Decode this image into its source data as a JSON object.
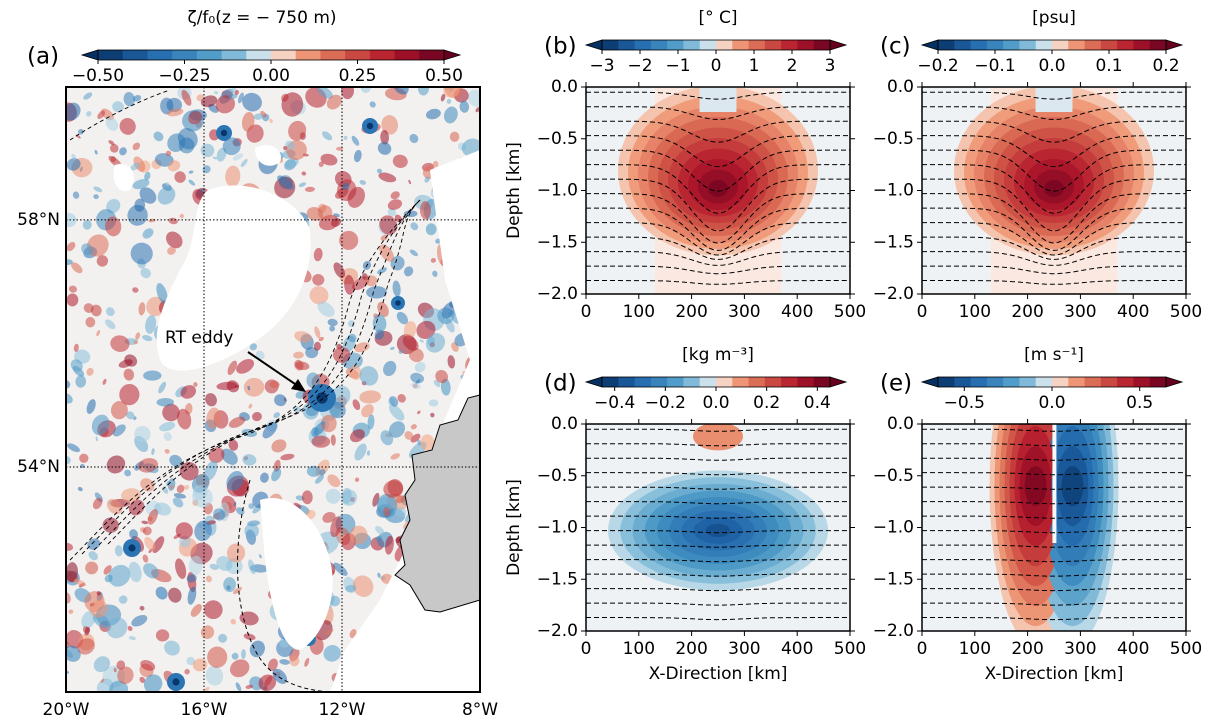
{
  "map_panel": {
    "label": "(a)",
    "colorbar_title": "ζ/f₀(z = − 750 m)",
    "colorbar_lim": [
      -0.5,
      0.5
    ],
    "colorbar_ticks": [
      {
        "value": -0.5,
        "label": "−0.50"
      },
      {
        "value": -0.25,
        "label": "−0.25"
      },
      {
        "value": 0,
        "label": "0.00"
      },
      {
        "value": 0.25,
        "label": "0.25"
      },
      {
        "value": 0.5,
        "label": "0.50"
      }
    ],
    "annotation": "RT eddy",
    "xlim": [
      -20,
      -8
    ],
    "ylim": [
      50.36,
      60.15
    ],
    "xticks": [
      {
        "value": -20,
        "label": "20°W"
      },
      {
        "value": -16,
        "label": "16°W"
      },
      {
        "value": -12,
        "label": "12°W"
      },
      {
        "value": -8,
        "label": "8°W"
      }
    ],
    "yticks": [
      {
        "value": 58,
        "label": "58°N"
      },
      {
        "value": 54,
        "label": "54°N"
      }
    ],
    "grid": true
  },
  "sections": {
    "x_label": "X-Direction [km]",
    "y_label": "Depth [km]",
    "xlim": [
      0,
      500
    ],
    "xticks": [
      0,
      100,
      200,
      300,
      400,
      500
    ],
    "ylim": [
      -2,
      0
    ],
    "yticks": [
      {
        "value": -2,
        "label": "−2.0"
      },
      {
        "value": -1.5,
        "label": "−1.5"
      },
      {
        "value": -1,
        "label": "−1.0"
      },
      {
        "value": -0.5,
        "label": "−0.5"
      },
      {
        "value": 0,
        "label": "0.0"
      }
    ],
    "panels": [
      {
        "label": "(b)",
        "colorbar_title": "[° C]",
        "colorbar_lim": [
          -3,
          3
        ],
        "colorbar_ticks": [
          {
            "value": -3,
            "label": "−3"
          },
          {
            "value": -2,
            "label": "−2"
          },
          {
            "value": -1,
            "label": "−1"
          },
          0,
          1,
          2,
          3
        ]
      },
      {
        "label": "(c)",
        "colorbar_title": "[psu]",
        "colorbar_lim": [
          -0.2,
          0.2
        ],
        "colorbar_ticks": [
          {
            "value": -0.2,
            "label": "−0.2"
          },
          {
            "value": -0.1,
            "label": "−0.1"
          },
          {
            "value": 0,
            "label": "0.0"
          },
          0.1,
          0.2
        ]
      },
      {
        "label": "(d)",
        "colorbar_title": "[kg m⁻³]",
        "colorbar_lim": [
          -0.45,
          0.45
        ],
        "colorbar_ticks": [
          {
            "value": -0.4,
            "label": "−0.4"
          },
          {
            "value": -0.2,
            "label": "−0.2"
          },
          {
            "value": 0,
            "label": "0.0"
          },
          0.2,
          0.4
        ]
      },
      {
        "label": "(e)",
        "colorbar_title": "[m s⁻¹]",
        "colorbar_lim": [
          -0.65,
          0.65
        ],
        "colorbar_ticks": [
          {
            "value": -0.5,
            "label": "−0.5"
          },
          {
            "value": 0,
            "label": "0.0"
          },
          0.5
        ]
      }
    ]
  }
}
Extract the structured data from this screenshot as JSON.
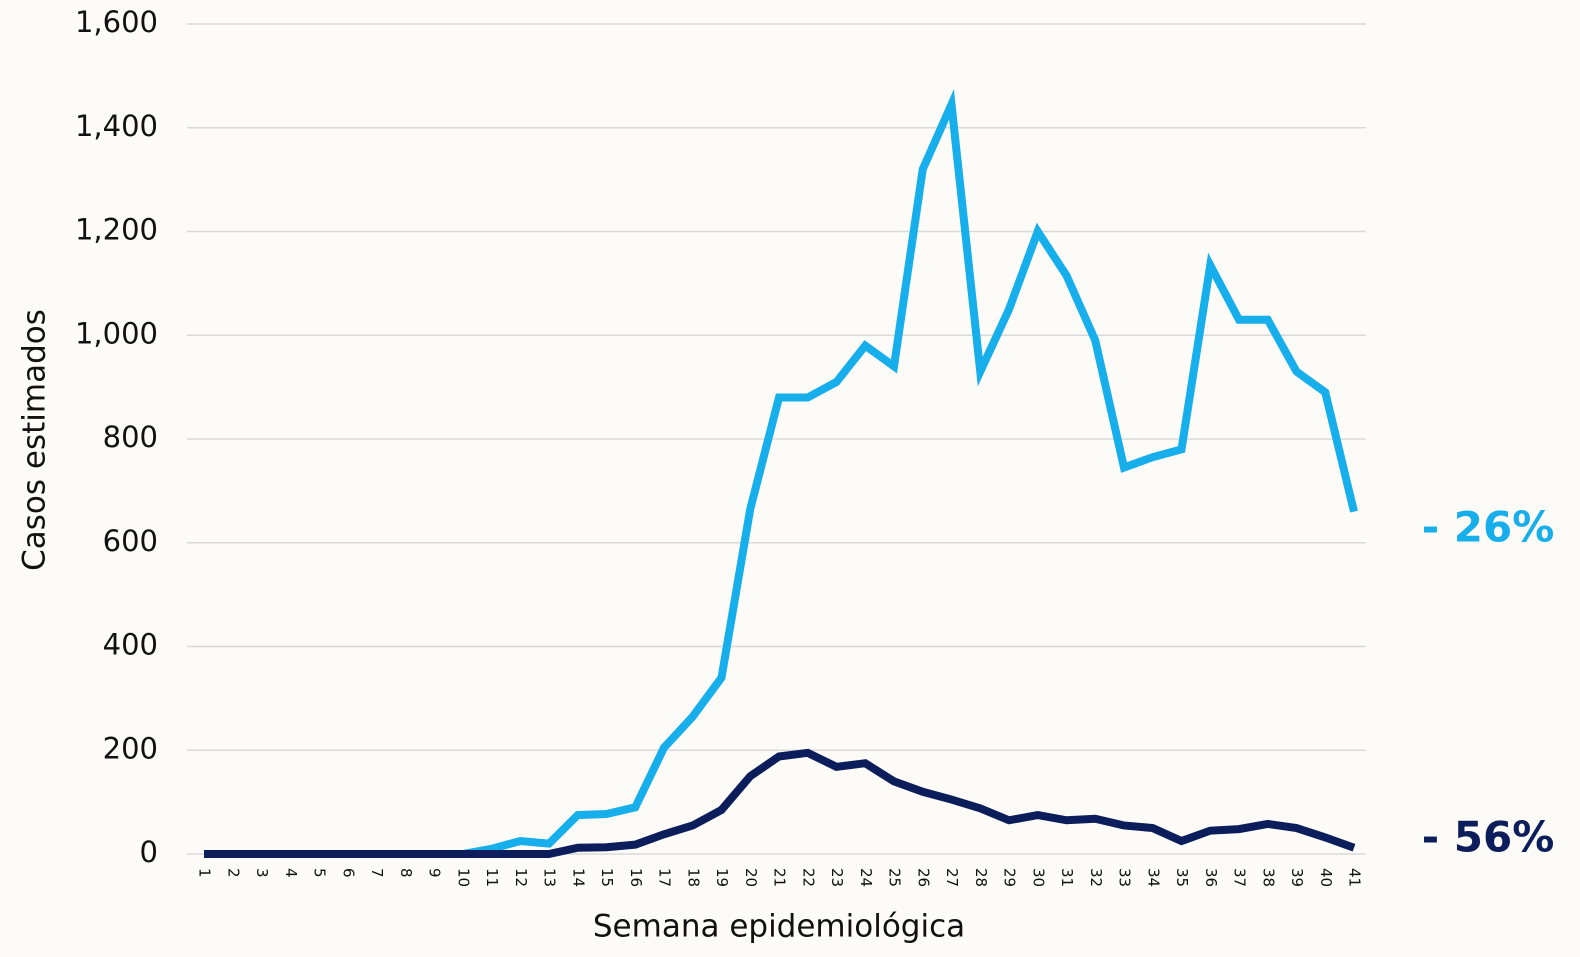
{
  "chart_data": {
    "type": "line",
    "x_label": "Semana epidemiológica",
    "y_label": "Casos estimados",
    "categories": [
      "1",
      "2",
      "3",
      "4",
      "5",
      "6",
      "7",
      "8",
      "9",
      "10",
      "11",
      "12",
      "13",
      "14",
      "15",
      "16",
      "17",
      "18",
      "19",
      "20",
      "21",
      "22",
      "23",
      "24",
      "25",
      "26",
      "27",
      "28",
      "29",
      "30",
      "31",
      "32",
      "33",
      "34",
      "35",
      "36",
      "37",
      "38",
      "39",
      "40",
      "41"
    ],
    "series": [
      {
        "color": "#17aeec",
        "values": [
          0,
          0,
          0,
          0,
          0,
          0,
          0,
          0,
          0,
          0,
          10,
          25,
          20,
          75,
          77,
          90,
          205,
          265,
          340,
          665,
          880,
          880,
          910,
          980,
          940,
          1320,
          1445,
          930,
          1050,
          1200,
          1115,
          990,
          745,
          765,
          780,
          1135,
          1030,
          1030,
          930,
          890,
          660
        ]
      },
      {
        "color": "#0b1d5a",
        "values": [
          0,
          0,
          0,
          0,
          0,
          0,
          0,
          0,
          0,
          0,
          0,
          0,
          0,
          12,
          13,
          18,
          38,
          55,
          85,
          150,
          188,
          195,
          168,
          175,
          140,
          120,
          105,
          88,
          65,
          75,
          65,
          68,
          55,
          50,
          25,
          45,
          48,
          58,
          50,
          32,
          12
        ]
      }
    ],
    "ylim": [
      0,
      1600
    ],
    "yticks": [
      0,
      200,
      400,
      600,
      800,
      {
        "value": 1000,
        "label": "1,000"
      },
      {
        "value": 1200,
        "label": "1,200"
      },
      {
        "value": 1400,
        "label": "1,400"
      },
      {
        "value": 1600,
        "label": "1,600"
      }
    ],
    "grid": true,
    "annotations": [
      {
        "text": "- 26%",
        "color": "#17aeec"
      },
      {
        "text": "- 56%",
        "color": "#0b1d5a"
      }
    ]
  }
}
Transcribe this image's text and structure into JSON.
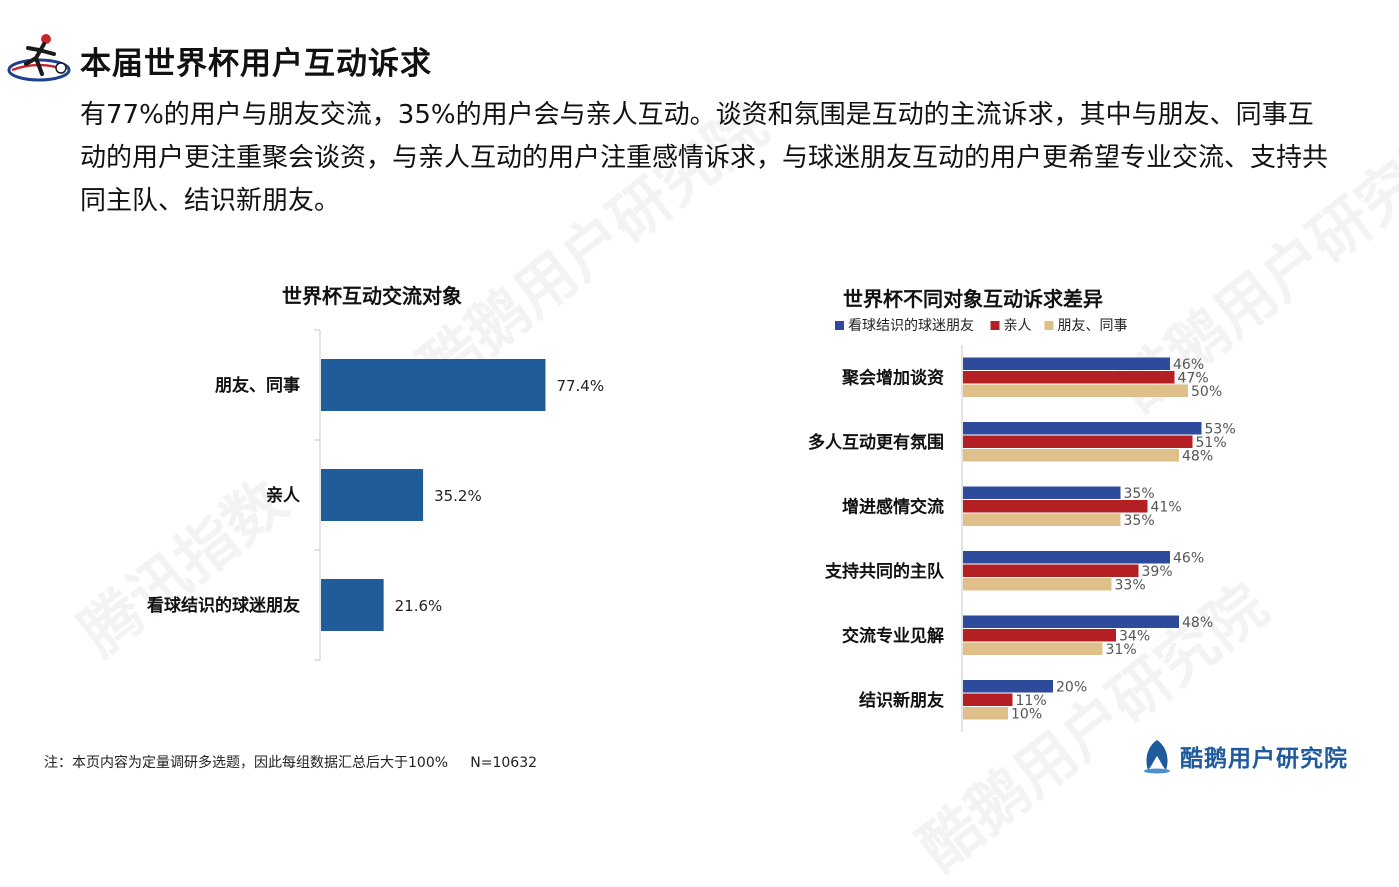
{
  "header": {
    "title": "本届世界杯用户互动诉求",
    "summary": "有77%的用户与朋友交流，35%的用户会与亲人互动。谈资和氛围是互动的主流诉求，其中与朋友、同事互动的用户更注重聚会谈资，与亲人互动的用户注重感情诉求，与球迷朋友互动的用户更希望专业交流、支持共同主队、结识新朋友。"
  },
  "chart_data": [
    {
      "type": "bar",
      "orientation": "horizontal",
      "title": "世界杯互动交流对象",
      "categories": [
        "朋友、同事",
        "亲人",
        "看球结识的球迷朋友"
      ],
      "values": [
        77.4,
        35.2,
        21.6
      ],
      "labels": [
        "77.4%",
        "35.2%",
        "21.6%"
      ],
      "color": "#1f5c99",
      "xlim": [
        0,
        100
      ]
    },
    {
      "type": "bar",
      "orientation": "horizontal",
      "title": "世界杯不同对象互动诉求差异",
      "legend_position": "top",
      "categories": [
        "聚会增加谈资",
        "多人互动更有氛围",
        "增进感情交流",
        "支持共同的主队",
        "交流专业见解",
        "结识新朋友"
      ],
      "series": [
        {
          "name": "看球结识的球迷朋友",
          "color": "#2e4a9b",
          "values": [
            46,
            53,
            35,
            46,
            48,
            20
          ]
        },
        {
          "name": "亲人",
          "color": "#b41f24",
          "values": [
            47,
            51,
            41,
            39,
            34,
            11
          ]
        },
        {
          "name": "朋友、同事",
          "color": "#dfc08a",
          "values": [
            50,
            48,
            35,
            33,
            31,
            10
          ]
        }
      ],
      "xlim": [
        0,
        100
      ],
      "unit": "%"
    }
  ],
  "footer": {
    "note": "注：本页内容为定量调研多选题，因此每组数据汇总后大于100%     N=10632",
    "brand": "酷鹅用户研究院"
  },
  "watermarks": [
    "腾讯指数",
    "酷鹅用户研究院"
  ]
}
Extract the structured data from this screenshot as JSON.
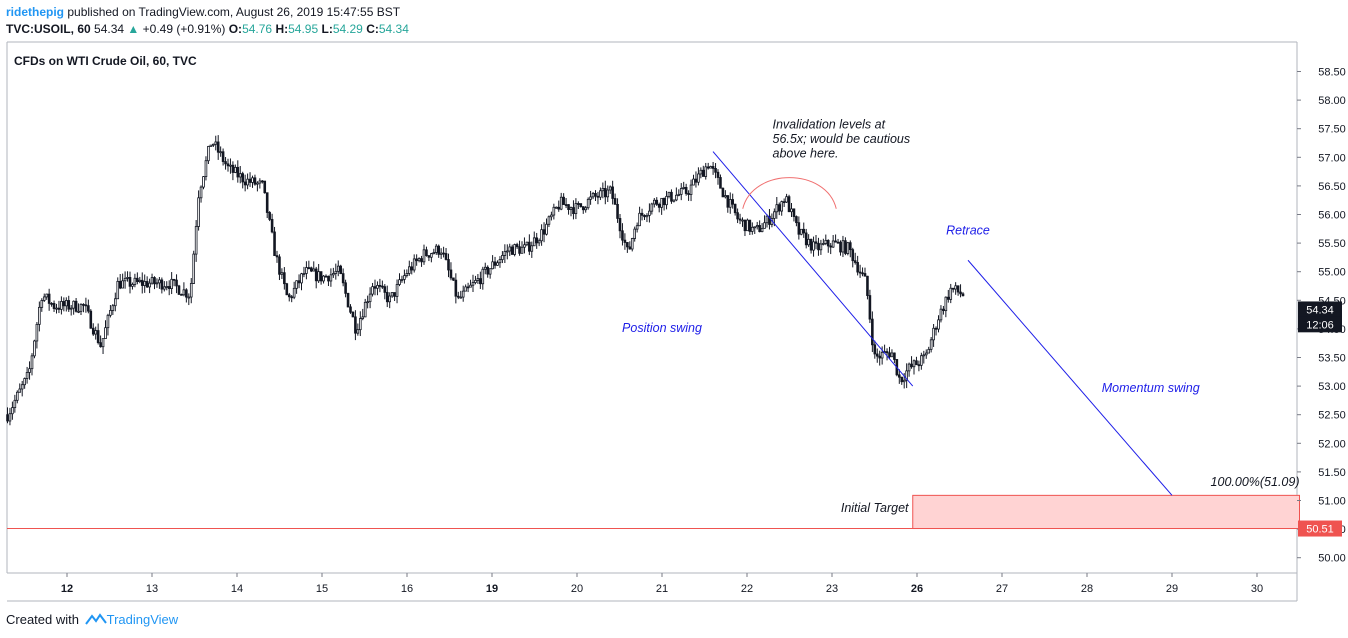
{
  "header": {
    "author": "ridethepig",
    "published": "published on TradingView.com, August 26, 2019 15:47:55 BST",
    "symbol": "TVC:USOIL, 60",
    "last": "54.34",
    "change": "+0.49 (+0.91%)",
    "o_label": "O:",
    "o": "54.76",
    "h_label": "H:",
    "h": "54.95",
    "l_label": "L:",
    "l": "54.29",
    "c_label": "C:",
    "c": "54.34"
  },
  "footer": {
    "created": "Created with",
    "brand": "TradingView"
  },
  "colors": {
    "up": "#26a69a",
    "candle": "#131722",
    "drawing": "#1e1ee8",
    "arc": "#f07070",
    "target_line": "#ef5350",
    "target_fill": "#ffd3d3",
    "price_tag": "#ef5350"
  },
  "chart_data": {
    "type": "candlestick",
    "title": "CFDs on WTI Crude Oil, 60, TVC",
    "ylim": [
      49.5,
      58.9
    ],
    "y_ticks": [
      "58.50",
      "58.00",
      "57.50",
      "57.00",
      "56.50",
      "56.00",
      "55.50",
      "55.00",
      "54.50",
      "54.00",
      "53.50",
      "53.00",
      "52.50",
      "52.00",
      "51.50",
      "51.00",
      "50.50",
      "50.00"
    ],
    "x_ticks": [
      {
        "label": "12",
        "day": 12,
        "bold": true
      },
      {
        "label": "13",
        "day": 13,
        "bold": false
      },
      {
        "label": "14",
        "day": 14,
        "bold": false
      },
      {
        "label": "15",
        "day": 15,
        "bold": false
      },
      {
        "label": "16",
        "day": 16,
        "bold": false
      },
      {
        "label": "19",
        "day": 17,
        "bold": true
      },
      {
        "label": "20",
        "day": 18,
        "bold": false
      },
      {
        "label": "21",
        "day": 19,
        "bold": false
      },
      {
        "label": "22",
        "day": 20,
        "bold": false
      },
      {
        "label": "23",
        "day": 21,
        "bold": false
      },
      {
        "label": "26",
        "day": 22,
        "bold": true
      },
      {
        "label": "27",
        "day": 23,
        "bold": false
      },
      {
        "label": "28",
        "day": 24,
        "bold": false
      },
      {
        "label": "29",
        "day": 25,
        "bold": false
      },
      {
        "label": "30",
        "day": 26,
        "bold": false
      }
    ],
    "path": [
      [
        11.3,
        52.5
      ],
      [
        11.55,
        53.2
      ],
      [
        11.7,
        54.6
      ],
      [
        11.85,
        54.4
      ],
      [
        12.0,
        54.4
      ],
      [
        12.2,
        54.4
      ],
      [
        12.4,
        53.7
      ],
      [
        12.6,
        54.8
      ],
      [
        12.8,
        54.8
      ],
      [
        13.0,
        54.8
      ],
      [
        13.2,
        54.8
      ],
      [
        13.45,
        54.6
      ],
      [
        13.55,
        56.4
      ],
      [
        13.7,
        57.3
      ],
      [
        13.9,
        56.8
      ],
      [
        14.1,
        56.6
      ],
      [
        14.3,
        56.5
      ],
      [
        14.45,
        55.3
      ],
      [
        14.6,
        54.5
      ],
      [
        14.8,
        55.0
      ],
      [
        15.0,
        54.9
      ],
      [
        15.2,
        55.0
      ],
      [
        15.4,
        54.0
      ],
      [
        15.6,
        54.8
      ],
      [
        15.8,
        54.5
      ],
      [
        16.0,
        55.0
      ],
      [
        16.2,
        55.3
      ],
      [
        16.4,
        55.4
      ],
      [
        16.6,
        54.5
      ],
      [
        16.8,
        54.8
      ],
      [
        17.0,
        55.1
      ],
      [
        17.2,
        55.4
      ],
      [
        17.4,
        55.4
      ],
      [
        17.6,
        55.7
      ],
      [
        17.8,
        56.2
      ],
      [
        18.0,
        56.1
      ],
      [
        18.2,
        56.3
      ],
      [
        18.4,
        56.4
      ],
      [
        18.6,
        55.3
      ],
      [
        18.7,
        55.9
      ],
      [
        18.9,
        56.2
      ],
      [
        19.1,
        56.3
      ],
      [
        19.3,
        56.4
      ],
      [
        19.55,
        56.9
      ],
      [
        19.75,
        56.3
      ],
      [
        19.9,
        55.9
      ],
      [
        20.1,
        55.7
      ],
      [
        20.25,
        55.9
      ],
      [
        20.45,
        56.3
      ],
      [
        20.6,
        55.7
      ],
      [
        20.8,
        55.4
      ],
      [
        21.0,
        55.5
      ],
      [
        21.2,
        55.4
      ],
      [
        21.4,
        54.8
      ],
      [
        21.5,
        53.5
      ],
      [
        21.7,
        53.6
      ],
      [
        21.8,
        53.1
      ],
      [
        21.9,
        53.3
      ],
      [
        22.1,
        53.5
      ],
      [
        22.25,
        54.2
      ],
      [
        22.4,
        54.7
      ],
      [
        22.55,
        54.6
      ]
    ],
    "ohlc_last": {
      "o": 54.76,
      "h": 54.95,
      "l": 54.29,
      "c": 54.34
    },
    "drawings": {
      "position_line": {
        "from": [
          19.6,
          57.1
        ],
        "to": [
          21.95,
          53.0
        ]
      },
      "momentum_line": {
        "from": [
          22.6,
          55.2
        ],
        "to": [
          25.0,
          51.09
        ]
      },
      "invalidation_arc": {
        "center_day": 20.5,
        "base": 56.1,
        "peak": 56.65,
        "half_width": 0.55
      },
      "target_box": {
        "x1": 21.95,
        "x2": 26.5,
        "y1": 51.09,
        "y2": 50.51
      }
    },
    "annotations": [
      {
        "text": "Invalidation levels at",
        "day": 20.3,
        "y": 57.5,
        "align": "start"
      },
      {
        "text": "56.5x; would be cautious",
        "day": 20.3,
        "y": 57.25,
        "align": "start"
      },
      {
        "text": "above here.",
        "day": 20.3,
        "y": 57.0,
        "align": "start"
      },
      {
        "text": "Position swing",
        "day": 19.0,
        "y": 53.95,
        "align": "middle",
        "color": "#1e1ee8"
      },
      {
        "text": "Retrace",
        "day": 22.6,
        "y": 55.65,
        "align": "middle",
        "color": "#1e1ee8"
      },
      {
        "text": "Momentum swing",
        "day": 24.75,
        "y": 52.9,
        "align": "middle",
        "color": "#1e1ee8"
      },
      {
        "text": "Initial Target",
        "day": 21.9,
        "y": 50.8,
        "align": "end"
      },
      {
        "text": "100.00%(51.09)",
        "day": 26.5,
        "y": 51.25,
        "align": "end"
      }
    ],
    "price_tags": [
      {
        "text": "54.34",
        "y": 54.34,
        "style": "dark"
      },
      {
        "text": "12:06",
        "y": 54.08,
        "style": "dark"
      },
      {
        "text": "50.51",
        "y": 50.51,
        "style": "red"
      }
    ]
  }
}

#### [What is expected]
Find each line in the records holding the string "swing" and show it.

#### [Result below]
        "text": "Position swing",
        "text": "Momentum swing",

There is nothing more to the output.